Request:
Show only lines that include "ascending".

Provided data:
>> Start

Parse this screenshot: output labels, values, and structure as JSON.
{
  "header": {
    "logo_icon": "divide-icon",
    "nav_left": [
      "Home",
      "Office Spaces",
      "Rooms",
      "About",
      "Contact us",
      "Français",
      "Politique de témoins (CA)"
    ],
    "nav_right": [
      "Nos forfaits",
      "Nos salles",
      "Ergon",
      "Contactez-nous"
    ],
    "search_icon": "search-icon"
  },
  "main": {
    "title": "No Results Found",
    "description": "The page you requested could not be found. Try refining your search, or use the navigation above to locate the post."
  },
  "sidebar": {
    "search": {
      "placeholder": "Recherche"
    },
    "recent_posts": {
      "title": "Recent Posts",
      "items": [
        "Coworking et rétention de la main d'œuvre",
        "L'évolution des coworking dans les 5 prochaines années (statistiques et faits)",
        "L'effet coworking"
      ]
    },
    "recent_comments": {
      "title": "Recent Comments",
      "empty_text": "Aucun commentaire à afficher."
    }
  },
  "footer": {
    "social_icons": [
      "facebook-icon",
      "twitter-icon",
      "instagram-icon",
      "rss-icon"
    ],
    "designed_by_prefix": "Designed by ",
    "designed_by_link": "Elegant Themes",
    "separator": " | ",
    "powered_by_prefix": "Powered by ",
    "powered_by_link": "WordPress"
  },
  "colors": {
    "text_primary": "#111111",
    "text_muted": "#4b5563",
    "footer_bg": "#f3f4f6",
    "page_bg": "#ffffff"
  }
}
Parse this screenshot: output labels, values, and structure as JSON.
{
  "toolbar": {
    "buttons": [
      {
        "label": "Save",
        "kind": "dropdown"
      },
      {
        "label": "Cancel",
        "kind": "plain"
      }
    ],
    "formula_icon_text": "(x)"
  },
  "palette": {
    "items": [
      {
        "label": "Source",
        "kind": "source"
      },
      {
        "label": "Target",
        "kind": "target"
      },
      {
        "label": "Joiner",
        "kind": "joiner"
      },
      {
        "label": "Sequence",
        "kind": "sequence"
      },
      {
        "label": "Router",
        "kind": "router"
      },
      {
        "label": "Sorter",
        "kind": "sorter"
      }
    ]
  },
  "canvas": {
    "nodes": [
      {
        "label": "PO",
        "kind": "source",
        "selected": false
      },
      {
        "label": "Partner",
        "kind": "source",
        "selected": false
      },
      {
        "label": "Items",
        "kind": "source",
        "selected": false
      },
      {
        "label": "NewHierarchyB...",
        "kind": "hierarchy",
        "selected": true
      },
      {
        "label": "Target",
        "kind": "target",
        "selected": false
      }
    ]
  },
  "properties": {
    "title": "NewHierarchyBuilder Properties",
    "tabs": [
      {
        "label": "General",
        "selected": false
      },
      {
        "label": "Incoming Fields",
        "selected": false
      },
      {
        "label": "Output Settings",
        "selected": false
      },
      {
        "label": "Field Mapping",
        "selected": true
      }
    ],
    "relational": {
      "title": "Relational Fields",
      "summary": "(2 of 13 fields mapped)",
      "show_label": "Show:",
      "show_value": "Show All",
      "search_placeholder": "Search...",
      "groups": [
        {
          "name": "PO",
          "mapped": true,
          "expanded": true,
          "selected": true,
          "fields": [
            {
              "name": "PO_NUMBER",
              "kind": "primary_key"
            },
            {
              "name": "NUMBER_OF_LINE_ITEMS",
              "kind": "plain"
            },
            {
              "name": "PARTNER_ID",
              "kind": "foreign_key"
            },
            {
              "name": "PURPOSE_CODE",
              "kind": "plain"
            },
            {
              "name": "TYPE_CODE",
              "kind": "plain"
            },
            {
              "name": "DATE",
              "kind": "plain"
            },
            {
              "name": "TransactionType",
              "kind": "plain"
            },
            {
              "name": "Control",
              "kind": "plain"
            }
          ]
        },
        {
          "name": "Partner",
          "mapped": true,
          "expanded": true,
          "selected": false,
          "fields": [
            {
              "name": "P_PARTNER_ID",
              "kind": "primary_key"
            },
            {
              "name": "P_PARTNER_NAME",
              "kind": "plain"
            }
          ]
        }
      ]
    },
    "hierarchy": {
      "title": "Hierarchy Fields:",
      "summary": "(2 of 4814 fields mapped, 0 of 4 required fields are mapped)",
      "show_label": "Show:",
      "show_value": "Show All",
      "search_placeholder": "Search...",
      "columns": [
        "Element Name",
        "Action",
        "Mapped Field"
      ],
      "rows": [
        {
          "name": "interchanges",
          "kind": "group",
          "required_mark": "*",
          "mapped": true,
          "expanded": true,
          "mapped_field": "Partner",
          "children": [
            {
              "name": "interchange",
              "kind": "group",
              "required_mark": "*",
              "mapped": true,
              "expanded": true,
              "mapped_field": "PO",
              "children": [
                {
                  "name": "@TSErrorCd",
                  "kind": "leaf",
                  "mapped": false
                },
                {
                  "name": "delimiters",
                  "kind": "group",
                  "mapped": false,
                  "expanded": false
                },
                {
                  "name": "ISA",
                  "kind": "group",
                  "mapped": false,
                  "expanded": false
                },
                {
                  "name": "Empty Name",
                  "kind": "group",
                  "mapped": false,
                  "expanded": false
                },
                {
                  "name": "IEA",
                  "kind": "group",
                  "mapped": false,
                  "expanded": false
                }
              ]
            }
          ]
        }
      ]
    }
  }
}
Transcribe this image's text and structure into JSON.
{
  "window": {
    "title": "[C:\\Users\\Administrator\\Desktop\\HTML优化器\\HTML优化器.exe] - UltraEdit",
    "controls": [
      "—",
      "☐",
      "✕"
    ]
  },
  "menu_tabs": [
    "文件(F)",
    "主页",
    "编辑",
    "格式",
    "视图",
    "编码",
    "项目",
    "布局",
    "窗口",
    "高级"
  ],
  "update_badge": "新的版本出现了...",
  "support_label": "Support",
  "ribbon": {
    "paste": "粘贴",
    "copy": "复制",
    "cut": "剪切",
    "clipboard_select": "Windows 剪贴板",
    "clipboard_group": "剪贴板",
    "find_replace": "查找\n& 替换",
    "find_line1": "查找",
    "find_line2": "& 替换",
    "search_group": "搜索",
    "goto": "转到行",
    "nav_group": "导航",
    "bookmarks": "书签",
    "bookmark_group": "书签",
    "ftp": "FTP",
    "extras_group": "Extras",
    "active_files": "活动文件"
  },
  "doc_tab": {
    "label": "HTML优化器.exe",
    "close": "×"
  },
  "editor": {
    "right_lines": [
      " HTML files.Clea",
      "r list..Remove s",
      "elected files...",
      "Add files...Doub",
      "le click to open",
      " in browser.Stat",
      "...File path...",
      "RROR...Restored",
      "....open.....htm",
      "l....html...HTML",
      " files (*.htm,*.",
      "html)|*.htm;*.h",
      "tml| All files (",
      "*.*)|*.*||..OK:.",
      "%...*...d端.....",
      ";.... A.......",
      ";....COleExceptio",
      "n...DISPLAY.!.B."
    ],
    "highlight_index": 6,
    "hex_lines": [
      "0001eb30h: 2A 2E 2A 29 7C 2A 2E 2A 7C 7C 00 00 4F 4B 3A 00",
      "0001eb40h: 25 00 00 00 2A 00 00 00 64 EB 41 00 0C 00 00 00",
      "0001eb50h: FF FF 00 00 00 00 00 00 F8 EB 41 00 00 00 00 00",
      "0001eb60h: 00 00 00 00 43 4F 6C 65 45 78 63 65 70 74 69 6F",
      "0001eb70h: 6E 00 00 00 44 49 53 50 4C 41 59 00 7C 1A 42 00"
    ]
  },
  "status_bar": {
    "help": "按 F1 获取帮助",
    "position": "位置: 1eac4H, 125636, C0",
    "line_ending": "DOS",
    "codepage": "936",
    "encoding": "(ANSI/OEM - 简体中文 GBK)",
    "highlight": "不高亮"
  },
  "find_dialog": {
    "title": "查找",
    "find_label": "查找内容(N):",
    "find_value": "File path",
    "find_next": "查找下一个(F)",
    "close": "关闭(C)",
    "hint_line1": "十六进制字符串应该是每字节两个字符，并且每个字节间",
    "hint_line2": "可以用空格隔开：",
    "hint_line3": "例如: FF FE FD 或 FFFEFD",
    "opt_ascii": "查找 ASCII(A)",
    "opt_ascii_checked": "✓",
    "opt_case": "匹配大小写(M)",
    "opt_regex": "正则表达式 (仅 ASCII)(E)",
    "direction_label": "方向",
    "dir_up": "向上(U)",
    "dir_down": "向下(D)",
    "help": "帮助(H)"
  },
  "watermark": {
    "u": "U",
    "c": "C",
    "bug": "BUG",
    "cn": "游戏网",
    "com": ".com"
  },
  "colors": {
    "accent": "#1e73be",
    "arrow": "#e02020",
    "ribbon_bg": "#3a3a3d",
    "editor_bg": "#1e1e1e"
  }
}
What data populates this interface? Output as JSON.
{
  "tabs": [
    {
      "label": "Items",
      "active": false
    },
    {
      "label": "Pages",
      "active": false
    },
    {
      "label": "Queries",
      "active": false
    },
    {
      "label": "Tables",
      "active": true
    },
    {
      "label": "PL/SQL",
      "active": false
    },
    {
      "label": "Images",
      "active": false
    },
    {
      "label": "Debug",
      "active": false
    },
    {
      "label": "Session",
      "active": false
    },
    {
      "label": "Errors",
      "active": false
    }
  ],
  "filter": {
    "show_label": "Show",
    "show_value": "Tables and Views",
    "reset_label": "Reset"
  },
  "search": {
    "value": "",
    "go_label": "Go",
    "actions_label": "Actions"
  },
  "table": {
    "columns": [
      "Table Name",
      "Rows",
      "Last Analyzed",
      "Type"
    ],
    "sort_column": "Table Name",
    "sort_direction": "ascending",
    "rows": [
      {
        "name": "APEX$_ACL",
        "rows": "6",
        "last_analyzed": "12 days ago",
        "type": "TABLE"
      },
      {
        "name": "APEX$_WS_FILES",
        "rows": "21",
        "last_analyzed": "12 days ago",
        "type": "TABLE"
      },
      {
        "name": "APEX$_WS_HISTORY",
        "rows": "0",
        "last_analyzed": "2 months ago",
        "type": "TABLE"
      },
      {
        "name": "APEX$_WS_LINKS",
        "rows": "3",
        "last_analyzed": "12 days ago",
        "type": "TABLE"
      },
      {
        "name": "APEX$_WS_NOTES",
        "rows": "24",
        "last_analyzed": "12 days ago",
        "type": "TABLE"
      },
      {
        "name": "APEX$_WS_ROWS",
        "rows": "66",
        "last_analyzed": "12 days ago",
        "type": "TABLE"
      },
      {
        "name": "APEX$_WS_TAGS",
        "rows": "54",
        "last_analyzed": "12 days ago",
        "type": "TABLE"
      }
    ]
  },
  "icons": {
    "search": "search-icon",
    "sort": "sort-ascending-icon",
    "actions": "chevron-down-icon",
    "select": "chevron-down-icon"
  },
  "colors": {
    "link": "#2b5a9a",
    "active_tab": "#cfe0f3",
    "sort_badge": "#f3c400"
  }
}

>> End

Result below:
    "sort_direction": "ascending",
    "sort": "sort-ascending-icon",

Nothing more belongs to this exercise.